# Exercise objective:
Starting at the line that contains "Serialize everything readable", copy each line through the final one exactly as written.
-- begin Available records --
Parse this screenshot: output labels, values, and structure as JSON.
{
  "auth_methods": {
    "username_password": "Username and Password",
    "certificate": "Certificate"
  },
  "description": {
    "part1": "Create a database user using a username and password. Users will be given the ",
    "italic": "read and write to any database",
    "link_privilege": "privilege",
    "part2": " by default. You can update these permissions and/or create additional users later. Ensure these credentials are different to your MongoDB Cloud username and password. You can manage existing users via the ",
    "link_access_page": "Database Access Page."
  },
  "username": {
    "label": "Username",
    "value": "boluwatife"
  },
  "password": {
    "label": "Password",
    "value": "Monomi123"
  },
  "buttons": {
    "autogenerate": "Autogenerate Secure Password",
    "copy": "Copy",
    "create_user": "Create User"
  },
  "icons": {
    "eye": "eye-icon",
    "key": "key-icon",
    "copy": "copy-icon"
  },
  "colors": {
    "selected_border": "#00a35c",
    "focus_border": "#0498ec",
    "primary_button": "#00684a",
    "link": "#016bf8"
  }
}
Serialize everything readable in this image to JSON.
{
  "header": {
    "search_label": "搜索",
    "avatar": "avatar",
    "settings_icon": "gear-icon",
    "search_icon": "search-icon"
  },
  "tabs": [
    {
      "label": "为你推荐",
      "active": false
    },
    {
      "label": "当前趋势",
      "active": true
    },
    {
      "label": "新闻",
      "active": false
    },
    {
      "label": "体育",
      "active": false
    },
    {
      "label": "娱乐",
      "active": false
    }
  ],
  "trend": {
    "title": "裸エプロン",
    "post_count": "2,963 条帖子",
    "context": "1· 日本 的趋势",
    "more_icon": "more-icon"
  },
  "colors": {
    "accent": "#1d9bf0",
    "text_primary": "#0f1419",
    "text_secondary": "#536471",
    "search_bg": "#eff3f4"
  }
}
-- end Available records --
# Solution to the problem:
Serialize everything readable in this image to JSON.
{
  "header": {
    "search_label": "搜索",
    "avatar": "avatar",
    "settings_icon": "gear-icon",
    "search_icon": "search-icon"
  },
  "tabs": [
    {
      "label": "为你推荐",
      "active": false
    },
    {
      "label": "当前趋势",
      "active": true
    },
    {
      "label": "新闻",
      "active": false
    },
    {
      "label": "体育",
      "active": false
    },
    {
      "label": "娱乐",
      "active": false
    }
  ],
  "trend": {
    "title": "裸エプロン",
    "post_count": "2,963 条帖子",
    "context": "1· 日本 的趋势",
    "more_icon": "more-icon"
  },
  "colors": {
    "accent": "#1d9bf0",
    "text_primary": "#0f1419",
    "text_secondary": "#536471",
    "search_bg": "#eff3f4"
  }
}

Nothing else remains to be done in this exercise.